- LISTA DE TAREAS
**A)** Del texto sobre los paseos, copia el pasaje que abre con las palabras "Desde hace un" y cierra con "con la naturaleza.", cambiando "playas" por "arenales".
**B)** Responde con el texto sobre los paseos:
(i) ¿Qué dos lugares en el límite con el mar se nombran?
(ii) ¿Qué es raro ver entre los caminantes?
(iii) ¿Qué aprovechan algunas parejas para discutir?

- TEXTO PARA LEER
-.-.-
Desde hace un tiempo me ha tocado estar sólo buena parte del día. Y aparte de mi trabajo y de pocos quehaceres, me dedico a caminar aprovechando las últimas horas del día diurno. Camino o paseo por lugares adecuados, lejos de la estrechez de las calles. Voy por lugares donde sea visible una gran parte del cielo, para beneficiarme de la belleza de la luz y de las nubes. O frecuento límites terrestres con el mar: playas y muelles, donde las ciudades costeras te permiten mayor contacto con la naturaleza.
Allí es fácil encontrarte con muchos caminantes, si el tiempo lo permite. Es raro ver grupos de tres o cuatro personas. Más frecuentes son las parejas. Puedes oír lo que hablan los grupos e incluso algunas parejas. Algunas aprovechan el momento de ocio para discutir. Sin embargo la mayoría hablan quedo mirando al frente, con la confianza de la asiduidad de muchos años o con el fervor de los enamorados.
-.-.-
- DATOS DEL EJERCICIO
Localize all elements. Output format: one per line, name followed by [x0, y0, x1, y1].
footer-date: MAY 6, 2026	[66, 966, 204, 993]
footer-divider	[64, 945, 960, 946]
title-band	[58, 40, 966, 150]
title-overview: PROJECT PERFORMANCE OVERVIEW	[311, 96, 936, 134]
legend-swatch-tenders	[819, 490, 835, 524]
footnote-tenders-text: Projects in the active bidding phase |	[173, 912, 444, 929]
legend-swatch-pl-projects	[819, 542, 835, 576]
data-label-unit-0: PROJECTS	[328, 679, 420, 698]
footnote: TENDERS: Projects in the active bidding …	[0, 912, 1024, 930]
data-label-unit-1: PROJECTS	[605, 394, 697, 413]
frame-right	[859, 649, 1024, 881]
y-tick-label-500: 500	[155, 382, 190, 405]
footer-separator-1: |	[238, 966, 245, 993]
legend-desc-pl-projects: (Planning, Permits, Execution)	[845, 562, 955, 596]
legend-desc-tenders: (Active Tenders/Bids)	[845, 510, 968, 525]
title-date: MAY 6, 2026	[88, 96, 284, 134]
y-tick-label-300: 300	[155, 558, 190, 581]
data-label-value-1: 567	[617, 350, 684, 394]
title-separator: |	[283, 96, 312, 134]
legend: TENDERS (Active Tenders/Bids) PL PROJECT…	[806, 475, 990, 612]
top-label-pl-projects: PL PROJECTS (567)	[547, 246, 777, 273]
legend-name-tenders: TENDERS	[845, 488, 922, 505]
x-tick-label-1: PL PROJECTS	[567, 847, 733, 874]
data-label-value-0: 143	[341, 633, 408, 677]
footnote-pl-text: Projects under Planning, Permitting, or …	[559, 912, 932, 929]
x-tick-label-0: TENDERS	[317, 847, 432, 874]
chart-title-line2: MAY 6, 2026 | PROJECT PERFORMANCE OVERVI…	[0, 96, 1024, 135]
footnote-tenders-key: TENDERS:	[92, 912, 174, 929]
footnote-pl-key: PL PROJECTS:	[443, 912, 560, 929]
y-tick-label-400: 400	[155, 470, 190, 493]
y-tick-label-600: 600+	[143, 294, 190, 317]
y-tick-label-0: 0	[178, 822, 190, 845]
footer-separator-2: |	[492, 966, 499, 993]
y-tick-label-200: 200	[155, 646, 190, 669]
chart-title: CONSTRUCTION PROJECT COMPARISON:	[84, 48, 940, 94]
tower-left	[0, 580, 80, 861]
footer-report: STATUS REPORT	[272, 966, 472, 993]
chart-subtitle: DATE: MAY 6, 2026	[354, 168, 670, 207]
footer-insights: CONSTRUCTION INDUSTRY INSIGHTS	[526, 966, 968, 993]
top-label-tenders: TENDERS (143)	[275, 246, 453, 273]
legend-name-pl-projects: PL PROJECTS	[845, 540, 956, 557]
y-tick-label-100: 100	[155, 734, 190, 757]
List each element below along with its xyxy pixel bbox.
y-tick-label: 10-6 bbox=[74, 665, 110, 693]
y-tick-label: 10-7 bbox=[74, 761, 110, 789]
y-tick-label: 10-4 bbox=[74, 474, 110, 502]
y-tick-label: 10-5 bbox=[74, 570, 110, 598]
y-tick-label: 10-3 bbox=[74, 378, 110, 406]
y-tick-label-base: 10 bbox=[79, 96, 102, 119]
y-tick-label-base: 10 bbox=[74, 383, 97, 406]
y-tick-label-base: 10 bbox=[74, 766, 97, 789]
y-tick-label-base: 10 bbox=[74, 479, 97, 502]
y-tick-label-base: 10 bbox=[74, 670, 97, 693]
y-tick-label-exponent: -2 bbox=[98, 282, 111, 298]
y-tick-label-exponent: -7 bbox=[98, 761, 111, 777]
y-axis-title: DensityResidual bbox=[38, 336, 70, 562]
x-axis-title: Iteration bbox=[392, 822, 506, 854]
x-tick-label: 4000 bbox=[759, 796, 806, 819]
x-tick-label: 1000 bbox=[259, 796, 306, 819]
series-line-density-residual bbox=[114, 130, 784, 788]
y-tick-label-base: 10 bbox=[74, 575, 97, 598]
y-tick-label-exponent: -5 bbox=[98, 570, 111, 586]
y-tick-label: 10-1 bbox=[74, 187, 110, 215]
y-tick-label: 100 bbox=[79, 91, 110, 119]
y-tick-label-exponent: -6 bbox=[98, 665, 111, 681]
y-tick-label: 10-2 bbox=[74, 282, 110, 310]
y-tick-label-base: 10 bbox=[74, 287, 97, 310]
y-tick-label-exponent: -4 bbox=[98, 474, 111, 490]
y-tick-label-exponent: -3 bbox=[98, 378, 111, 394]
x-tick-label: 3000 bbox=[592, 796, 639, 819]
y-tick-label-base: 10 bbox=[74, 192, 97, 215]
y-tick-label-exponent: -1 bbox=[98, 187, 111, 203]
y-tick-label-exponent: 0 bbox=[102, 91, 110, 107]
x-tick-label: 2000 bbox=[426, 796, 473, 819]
-.-.-
- SOLUCIONES
**A)**
Desde hace un tiempo me ha tocado estar sólo buena parte del día. Y aparte de mi trabajo y de pocos quehaceres, me dedico a caminar aprovechando las últimas horas del día diurno. Camino o paseo por lugares adecuados, lejos de la estrechez de las calles. Voy por lugares donde sea visible una gran parte del cielo, para beneficiarme de la belleza de la luz y de las nubes. O frecuento límites terrestres con el mar: arenales y muelles, donde las ciudades costeras te permiten mayor contacto con la naturaleza.

**B)**
(i) Playas y muelles.
(ii) Grupos de tres o cuatro personas.
(iii) El momento de ocio.